Determine how many lines of this material contain "上运行经过". Give only the number.
Begin EXERCISE INPUT
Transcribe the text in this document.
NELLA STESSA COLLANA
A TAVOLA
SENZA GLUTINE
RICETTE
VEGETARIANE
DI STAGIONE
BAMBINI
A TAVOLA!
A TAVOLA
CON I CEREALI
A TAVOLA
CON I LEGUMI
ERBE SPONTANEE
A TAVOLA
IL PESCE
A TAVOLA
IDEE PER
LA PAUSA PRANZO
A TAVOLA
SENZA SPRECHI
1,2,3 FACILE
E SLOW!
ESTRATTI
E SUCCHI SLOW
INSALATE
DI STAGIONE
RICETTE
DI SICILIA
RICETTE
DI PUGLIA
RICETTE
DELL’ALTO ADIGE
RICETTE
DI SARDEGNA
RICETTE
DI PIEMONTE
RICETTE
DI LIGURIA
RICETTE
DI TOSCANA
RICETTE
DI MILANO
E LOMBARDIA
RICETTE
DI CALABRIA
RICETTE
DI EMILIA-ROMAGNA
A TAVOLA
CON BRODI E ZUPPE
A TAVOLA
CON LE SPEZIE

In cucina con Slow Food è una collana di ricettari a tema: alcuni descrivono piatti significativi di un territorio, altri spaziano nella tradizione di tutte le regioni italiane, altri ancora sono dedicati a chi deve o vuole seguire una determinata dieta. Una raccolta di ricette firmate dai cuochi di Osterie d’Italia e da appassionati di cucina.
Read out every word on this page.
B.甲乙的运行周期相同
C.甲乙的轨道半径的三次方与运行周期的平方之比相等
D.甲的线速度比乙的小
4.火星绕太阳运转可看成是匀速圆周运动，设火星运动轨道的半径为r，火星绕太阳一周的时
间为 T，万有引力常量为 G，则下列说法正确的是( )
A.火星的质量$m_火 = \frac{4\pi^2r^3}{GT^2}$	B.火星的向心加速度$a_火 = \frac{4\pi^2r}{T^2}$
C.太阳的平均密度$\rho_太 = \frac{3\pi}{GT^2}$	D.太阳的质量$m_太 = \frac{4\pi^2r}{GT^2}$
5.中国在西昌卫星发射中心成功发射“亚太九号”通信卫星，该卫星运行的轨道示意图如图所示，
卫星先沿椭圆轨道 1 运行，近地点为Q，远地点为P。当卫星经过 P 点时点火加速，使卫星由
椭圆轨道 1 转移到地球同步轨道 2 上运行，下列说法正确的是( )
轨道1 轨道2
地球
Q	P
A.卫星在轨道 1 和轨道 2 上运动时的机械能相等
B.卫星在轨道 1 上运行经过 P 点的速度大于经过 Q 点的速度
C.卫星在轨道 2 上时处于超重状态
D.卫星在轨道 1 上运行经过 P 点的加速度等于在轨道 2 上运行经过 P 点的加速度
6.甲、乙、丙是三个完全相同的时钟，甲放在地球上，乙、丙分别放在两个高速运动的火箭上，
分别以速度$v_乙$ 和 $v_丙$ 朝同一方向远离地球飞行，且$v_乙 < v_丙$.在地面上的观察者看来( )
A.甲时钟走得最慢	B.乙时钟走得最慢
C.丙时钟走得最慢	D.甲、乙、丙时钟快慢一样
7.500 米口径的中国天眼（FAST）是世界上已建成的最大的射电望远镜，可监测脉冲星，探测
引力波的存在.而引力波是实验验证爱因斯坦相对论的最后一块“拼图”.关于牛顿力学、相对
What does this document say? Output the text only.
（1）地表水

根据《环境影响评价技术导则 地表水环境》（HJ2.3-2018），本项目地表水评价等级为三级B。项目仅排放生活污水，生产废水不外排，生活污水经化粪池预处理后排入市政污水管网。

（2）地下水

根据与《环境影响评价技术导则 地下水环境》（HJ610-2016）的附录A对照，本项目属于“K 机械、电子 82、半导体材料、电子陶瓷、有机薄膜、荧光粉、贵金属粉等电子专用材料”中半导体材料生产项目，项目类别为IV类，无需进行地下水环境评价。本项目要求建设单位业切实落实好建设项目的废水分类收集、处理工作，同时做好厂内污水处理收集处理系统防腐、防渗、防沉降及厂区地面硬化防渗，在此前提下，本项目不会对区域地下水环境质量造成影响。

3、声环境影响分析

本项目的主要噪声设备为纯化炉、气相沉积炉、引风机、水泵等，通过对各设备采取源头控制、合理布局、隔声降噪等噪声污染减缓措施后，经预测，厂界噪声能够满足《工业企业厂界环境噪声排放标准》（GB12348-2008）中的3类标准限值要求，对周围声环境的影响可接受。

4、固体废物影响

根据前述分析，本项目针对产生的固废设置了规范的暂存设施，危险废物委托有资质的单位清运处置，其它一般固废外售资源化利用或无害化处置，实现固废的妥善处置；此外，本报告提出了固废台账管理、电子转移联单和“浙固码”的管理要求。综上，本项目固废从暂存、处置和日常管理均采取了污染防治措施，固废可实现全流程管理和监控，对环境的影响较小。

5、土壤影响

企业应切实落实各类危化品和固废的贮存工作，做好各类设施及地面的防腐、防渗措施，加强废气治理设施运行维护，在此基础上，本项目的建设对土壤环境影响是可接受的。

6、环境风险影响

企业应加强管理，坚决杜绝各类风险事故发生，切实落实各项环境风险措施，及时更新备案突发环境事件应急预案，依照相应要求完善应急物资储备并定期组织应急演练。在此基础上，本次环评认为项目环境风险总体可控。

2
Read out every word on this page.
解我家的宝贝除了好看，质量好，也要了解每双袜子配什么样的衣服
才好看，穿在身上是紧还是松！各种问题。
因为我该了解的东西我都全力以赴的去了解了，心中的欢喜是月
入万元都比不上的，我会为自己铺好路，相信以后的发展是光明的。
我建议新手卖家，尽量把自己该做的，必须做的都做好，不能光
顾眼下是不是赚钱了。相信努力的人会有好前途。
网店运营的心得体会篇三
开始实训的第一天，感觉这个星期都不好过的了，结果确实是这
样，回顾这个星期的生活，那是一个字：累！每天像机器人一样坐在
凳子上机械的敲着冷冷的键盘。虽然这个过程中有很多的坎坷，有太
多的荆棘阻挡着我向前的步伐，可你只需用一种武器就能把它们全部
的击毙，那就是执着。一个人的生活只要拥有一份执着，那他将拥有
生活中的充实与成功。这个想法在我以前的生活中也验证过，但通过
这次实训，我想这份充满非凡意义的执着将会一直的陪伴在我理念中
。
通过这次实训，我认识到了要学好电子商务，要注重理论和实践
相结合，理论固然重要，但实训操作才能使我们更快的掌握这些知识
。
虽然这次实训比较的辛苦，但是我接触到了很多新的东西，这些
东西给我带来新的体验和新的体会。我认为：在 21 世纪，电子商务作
End EXERCISE INPUT
_FULL OUTPUT_:
2